Given request:
Convert the lines below into a JSON list of strings, with one string for each line and any blank lines omitted.

Records shown:
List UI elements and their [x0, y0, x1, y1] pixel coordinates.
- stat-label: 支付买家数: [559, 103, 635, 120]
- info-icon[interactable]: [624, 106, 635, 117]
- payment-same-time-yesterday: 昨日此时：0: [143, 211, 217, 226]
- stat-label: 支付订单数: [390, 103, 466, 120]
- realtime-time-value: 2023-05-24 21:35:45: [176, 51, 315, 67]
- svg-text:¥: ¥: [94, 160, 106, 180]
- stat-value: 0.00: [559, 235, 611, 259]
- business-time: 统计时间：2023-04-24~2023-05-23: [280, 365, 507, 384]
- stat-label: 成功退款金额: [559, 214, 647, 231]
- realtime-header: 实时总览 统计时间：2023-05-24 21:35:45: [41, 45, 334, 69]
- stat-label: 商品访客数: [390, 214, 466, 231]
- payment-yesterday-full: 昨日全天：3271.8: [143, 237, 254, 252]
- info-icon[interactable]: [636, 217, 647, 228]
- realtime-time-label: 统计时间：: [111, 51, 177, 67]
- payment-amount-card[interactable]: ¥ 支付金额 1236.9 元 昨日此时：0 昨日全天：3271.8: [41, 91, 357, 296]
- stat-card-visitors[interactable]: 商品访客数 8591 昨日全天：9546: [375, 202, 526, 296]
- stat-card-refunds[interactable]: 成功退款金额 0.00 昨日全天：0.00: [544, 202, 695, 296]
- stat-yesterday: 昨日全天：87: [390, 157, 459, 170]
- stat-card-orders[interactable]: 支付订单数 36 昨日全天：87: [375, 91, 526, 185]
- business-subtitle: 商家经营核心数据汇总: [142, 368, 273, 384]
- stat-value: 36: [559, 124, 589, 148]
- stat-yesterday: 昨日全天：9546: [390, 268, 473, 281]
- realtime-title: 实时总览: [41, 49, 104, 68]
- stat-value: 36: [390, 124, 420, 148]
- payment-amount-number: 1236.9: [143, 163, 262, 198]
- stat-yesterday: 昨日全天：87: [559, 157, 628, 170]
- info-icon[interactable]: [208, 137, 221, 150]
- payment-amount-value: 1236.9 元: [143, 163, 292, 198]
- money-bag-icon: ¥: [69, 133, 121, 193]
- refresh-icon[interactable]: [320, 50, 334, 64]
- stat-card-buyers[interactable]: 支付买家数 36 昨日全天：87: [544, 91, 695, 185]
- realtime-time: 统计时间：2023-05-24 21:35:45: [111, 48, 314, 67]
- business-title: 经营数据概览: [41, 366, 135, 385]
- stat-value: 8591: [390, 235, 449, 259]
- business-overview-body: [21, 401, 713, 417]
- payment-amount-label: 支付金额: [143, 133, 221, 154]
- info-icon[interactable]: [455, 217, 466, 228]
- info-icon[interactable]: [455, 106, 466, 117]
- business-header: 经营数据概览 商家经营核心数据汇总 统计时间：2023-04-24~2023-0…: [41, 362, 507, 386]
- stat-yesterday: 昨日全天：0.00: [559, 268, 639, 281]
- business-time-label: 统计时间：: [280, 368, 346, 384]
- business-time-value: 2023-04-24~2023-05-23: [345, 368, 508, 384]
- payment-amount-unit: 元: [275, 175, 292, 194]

Exercise solution:
[
  "List UI elements and their [x0, y0, x1, y1] pixel coordinates.",
  "- stat-label: 支付买家数: [559, 103, 635, 120]",
  "- info-icon[interactable]: [624, 106, 635, 117]",
  "- payment-same-time-yesterday: 昨日此时：0: [143, 211, 217, 226]",
  "- stat-label: 支付订单数: [390, 103, 466, 120]",
  "- realtime-time-value: 2023-05-24 21:35:45: [176, 51, 315, 67]",
  "- svg-text:¥: ¥: [94, 160, 106, 180]",
  "- stat-value: 0.00: [559, 235, 611, 259]",
  "- business-time: 统计时间：2023-04-24~2023-05-23: [280, 365, 507, 384]",
  "- stat-label: 成功退款金额: [559, 214, 647, 231]",
  "- realtime-header: 实时总览 统计时间：2023-05-24 21:35:45: [41, 45, 334, 69]",
  "- stat-label: 商品访客数: [390, 214, 466, 231]",
  "- payment-yesterday-full: 昨日全天：3271.8: [143, 237, 254, 252]",
  "- info-icon[interactable]: [636, 217, 647, 228]",
  "- realtime-time-label: 统计时间：: [111, 51, 177, 67]",
  "- payment-amount-card[interactable]: ¥ 支付金额 1236.9 元 昨日此时：0 昨日全天：3271.8: [41, 91, 357, 296]",
  "- stat-card-visitors[interactable]: 商品访客数 8591 昨日全天：9546: [375, 202, 526, 296]",
  "- stat-card-refunds[interactable]: 成功退款金额 0.00 昨日全天：0.00: [544, 202, 695, 296]",
  "- stat-yesterday: 昨日全天：87: [390, 157, 459, 170]",
  "- stat-card-orders[interactable]: 支付订单数 36 昨日全天：87: [375, 91, 526, 185]",
  "- business-subtitle: 商家经营核心数据汇总: [142, 368, 273, 384]",
  "- stat-value: 36: [559, 124, 589, 148]",
  "- stat-yesterday: 昨日全天：9546: [390, 268, 473, 281]",
  "- realtime-title: 实时总览: [41, 49, 104, 68]",
  "- stat-value: 36: [390, 124, 420, 148]",
  "- payment-amount-number: 1236.9: [143, 163, 262, 198]",
  "- stat-yesterday: 昨日全天：87: [559, 157, 628, 170]",
  "- info-icon[interactable]: [208, 137, 221, 150]",
  "- payment-amount-value: 1236.9 元: [143, 163, 292, 198]",
  "- money-bag-icon: ¥: [69, 133, 121, 193]",
  "- refresh-icon[interactable]: [320, 50, 334, 64]",
  "- stat-card-buyers[interactable]: 支付买家数 36 昨日全天：87: [544, 91, 695, 185]",
  "- realtime-time: 统计时间：2023-05-24 21:35:45: [111, 48, 314, 67]",
  "- business-title: 经营数据概览: [41, 366, 135, 385]",
  "- stat-value: 8591: [390, 235, 449, 259]",
  "- business-overview-body: [21, 401, 713, 417]",
  "- payment-amount-label: 支付金额: [143, 133, 221, 154]",
  "- info-icon[interactable]: [455, 217, 466, 228]",
  "- info-icon[interactable]: [455, 106, 466, 117]",
  "- business-header: 经营数据概览 商家经营核心数据汇总 统计时间：2023-04-24~2023-0…: [41, 362, 507, 386]",
  "- stat-yesterday: 昨日全天：0.00: [559, 268, 639, 281]",
  "- business-time-label: 统计时间：: [280, 368, 346, 384]",
  "- business-time-value: 2023-04-24~2023-05-23: [345, 368, 508, 384]",
  "- payment-amount-unit: 元: [275, 175, 292, 194]"
]